# START OF INFORMATION SHOWN

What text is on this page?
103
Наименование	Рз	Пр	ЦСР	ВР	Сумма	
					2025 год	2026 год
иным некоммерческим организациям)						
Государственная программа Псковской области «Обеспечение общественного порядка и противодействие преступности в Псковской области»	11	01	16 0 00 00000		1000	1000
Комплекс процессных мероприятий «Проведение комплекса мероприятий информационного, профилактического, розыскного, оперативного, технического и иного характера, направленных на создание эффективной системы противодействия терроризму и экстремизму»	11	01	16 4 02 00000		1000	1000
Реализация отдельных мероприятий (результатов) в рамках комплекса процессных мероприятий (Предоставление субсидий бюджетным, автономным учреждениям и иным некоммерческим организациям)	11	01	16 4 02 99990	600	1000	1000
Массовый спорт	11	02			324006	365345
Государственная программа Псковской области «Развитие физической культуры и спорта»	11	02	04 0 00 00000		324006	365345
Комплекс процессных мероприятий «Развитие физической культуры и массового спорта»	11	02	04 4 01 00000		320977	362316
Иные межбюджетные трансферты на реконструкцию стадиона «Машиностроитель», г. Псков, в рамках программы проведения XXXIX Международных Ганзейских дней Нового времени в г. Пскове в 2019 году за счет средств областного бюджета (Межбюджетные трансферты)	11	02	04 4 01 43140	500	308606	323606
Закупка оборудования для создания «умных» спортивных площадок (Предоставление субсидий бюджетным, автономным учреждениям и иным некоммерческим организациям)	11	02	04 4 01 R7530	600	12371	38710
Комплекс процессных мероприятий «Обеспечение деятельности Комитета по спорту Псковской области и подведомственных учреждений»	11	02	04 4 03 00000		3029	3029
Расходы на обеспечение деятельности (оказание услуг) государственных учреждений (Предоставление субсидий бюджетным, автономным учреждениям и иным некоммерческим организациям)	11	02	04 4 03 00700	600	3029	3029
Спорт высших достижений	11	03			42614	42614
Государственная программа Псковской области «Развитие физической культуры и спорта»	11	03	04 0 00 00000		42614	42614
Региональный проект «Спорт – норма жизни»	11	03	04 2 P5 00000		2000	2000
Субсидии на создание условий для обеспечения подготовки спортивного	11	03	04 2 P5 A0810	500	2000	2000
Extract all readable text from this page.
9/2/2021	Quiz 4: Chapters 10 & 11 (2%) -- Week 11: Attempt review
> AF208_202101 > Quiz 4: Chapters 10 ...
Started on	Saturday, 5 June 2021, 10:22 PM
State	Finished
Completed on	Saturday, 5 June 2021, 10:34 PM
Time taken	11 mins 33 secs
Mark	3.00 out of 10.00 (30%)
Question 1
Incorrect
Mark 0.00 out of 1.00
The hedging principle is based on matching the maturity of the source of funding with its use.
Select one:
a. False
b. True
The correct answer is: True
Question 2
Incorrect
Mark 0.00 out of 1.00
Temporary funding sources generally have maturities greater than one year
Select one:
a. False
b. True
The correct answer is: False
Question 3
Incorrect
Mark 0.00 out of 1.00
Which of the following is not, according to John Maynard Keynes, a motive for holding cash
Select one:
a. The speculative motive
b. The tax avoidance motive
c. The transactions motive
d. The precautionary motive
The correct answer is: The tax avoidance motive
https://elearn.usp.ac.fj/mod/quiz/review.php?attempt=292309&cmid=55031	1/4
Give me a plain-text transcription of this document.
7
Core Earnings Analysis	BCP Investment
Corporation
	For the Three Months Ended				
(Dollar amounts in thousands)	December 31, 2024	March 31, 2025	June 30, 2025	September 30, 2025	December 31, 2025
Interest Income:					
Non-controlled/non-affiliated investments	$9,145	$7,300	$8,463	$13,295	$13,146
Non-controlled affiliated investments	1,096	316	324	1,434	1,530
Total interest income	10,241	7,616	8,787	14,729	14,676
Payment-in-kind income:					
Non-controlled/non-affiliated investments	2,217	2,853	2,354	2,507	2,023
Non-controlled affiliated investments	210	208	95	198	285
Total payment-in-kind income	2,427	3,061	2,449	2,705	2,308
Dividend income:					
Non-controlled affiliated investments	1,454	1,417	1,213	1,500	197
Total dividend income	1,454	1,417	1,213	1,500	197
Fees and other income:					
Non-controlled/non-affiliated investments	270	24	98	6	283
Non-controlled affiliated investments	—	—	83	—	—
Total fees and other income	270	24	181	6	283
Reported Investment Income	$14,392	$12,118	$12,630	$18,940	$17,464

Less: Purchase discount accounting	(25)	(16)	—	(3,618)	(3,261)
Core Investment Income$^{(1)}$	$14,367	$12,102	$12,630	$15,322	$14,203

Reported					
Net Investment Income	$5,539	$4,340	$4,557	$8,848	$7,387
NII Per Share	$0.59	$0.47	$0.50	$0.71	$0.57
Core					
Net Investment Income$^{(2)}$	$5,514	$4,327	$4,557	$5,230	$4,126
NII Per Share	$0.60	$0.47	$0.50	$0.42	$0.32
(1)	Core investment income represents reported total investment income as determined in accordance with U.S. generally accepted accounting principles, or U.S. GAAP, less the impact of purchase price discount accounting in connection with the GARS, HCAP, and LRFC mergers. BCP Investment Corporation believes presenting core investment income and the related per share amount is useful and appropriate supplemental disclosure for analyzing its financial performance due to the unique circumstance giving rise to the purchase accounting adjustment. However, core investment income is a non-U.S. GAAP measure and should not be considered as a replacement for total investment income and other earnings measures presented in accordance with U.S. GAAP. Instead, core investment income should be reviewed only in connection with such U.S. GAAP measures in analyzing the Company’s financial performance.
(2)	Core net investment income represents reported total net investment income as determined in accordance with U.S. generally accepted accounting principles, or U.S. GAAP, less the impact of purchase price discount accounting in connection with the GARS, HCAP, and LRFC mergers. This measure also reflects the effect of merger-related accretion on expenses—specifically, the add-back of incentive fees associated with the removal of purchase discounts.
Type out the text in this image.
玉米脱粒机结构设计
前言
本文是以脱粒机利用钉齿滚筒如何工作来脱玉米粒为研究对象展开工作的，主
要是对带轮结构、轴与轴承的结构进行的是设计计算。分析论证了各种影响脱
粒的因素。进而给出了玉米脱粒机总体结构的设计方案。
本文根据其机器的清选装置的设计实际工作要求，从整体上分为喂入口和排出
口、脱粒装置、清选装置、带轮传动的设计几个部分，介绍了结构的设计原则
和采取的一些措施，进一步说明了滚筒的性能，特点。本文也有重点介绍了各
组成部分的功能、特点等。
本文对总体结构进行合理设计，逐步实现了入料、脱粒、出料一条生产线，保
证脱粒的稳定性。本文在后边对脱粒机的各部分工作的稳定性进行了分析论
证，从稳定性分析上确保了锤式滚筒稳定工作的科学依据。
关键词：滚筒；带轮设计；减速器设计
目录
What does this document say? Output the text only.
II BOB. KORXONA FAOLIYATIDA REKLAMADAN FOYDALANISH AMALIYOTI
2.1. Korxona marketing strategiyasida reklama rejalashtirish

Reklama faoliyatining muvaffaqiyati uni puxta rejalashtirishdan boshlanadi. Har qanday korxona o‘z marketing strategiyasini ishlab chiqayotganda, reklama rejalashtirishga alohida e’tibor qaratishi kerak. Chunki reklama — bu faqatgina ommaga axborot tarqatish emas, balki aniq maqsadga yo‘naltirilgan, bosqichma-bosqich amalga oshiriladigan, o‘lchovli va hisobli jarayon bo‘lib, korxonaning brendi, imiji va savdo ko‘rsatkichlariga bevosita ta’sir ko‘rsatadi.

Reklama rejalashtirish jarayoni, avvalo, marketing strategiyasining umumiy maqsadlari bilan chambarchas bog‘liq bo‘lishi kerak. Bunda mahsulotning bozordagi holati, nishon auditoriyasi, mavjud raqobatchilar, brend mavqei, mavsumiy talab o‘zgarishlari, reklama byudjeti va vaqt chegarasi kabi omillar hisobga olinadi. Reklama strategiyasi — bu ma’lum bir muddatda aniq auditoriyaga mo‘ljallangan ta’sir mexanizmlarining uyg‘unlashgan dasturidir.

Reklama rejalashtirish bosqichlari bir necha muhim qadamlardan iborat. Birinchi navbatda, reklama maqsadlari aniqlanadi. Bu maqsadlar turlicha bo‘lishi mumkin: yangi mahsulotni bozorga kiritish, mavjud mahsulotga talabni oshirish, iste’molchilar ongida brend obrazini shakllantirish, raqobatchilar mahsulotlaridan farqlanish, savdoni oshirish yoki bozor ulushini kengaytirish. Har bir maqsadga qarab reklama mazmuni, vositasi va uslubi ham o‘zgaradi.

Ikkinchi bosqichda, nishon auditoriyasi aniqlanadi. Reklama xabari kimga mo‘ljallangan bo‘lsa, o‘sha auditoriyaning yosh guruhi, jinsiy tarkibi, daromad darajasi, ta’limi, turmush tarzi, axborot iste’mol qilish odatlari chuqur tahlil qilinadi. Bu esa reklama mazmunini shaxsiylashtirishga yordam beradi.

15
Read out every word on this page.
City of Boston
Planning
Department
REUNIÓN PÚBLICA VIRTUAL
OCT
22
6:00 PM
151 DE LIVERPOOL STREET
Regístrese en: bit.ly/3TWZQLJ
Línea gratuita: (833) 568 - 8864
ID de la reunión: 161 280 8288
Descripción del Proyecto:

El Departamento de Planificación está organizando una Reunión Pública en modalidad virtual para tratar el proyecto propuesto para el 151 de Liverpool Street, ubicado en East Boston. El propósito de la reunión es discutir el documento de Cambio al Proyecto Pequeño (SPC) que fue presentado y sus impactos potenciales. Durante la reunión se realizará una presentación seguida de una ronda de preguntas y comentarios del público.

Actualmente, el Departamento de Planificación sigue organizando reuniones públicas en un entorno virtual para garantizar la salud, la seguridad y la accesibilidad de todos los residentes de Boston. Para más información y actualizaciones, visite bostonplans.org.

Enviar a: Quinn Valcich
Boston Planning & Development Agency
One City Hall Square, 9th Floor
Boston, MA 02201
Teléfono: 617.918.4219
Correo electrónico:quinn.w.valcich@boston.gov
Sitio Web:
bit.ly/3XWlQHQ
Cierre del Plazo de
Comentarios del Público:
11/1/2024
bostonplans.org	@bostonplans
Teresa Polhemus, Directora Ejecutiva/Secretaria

# END OF INFORMATION SHOWN

# [WHAT IS NEEDED]
What is the number of lines in these records that contain "Planning"? Reply with the number only.

# [FINISHED ANSWER]
2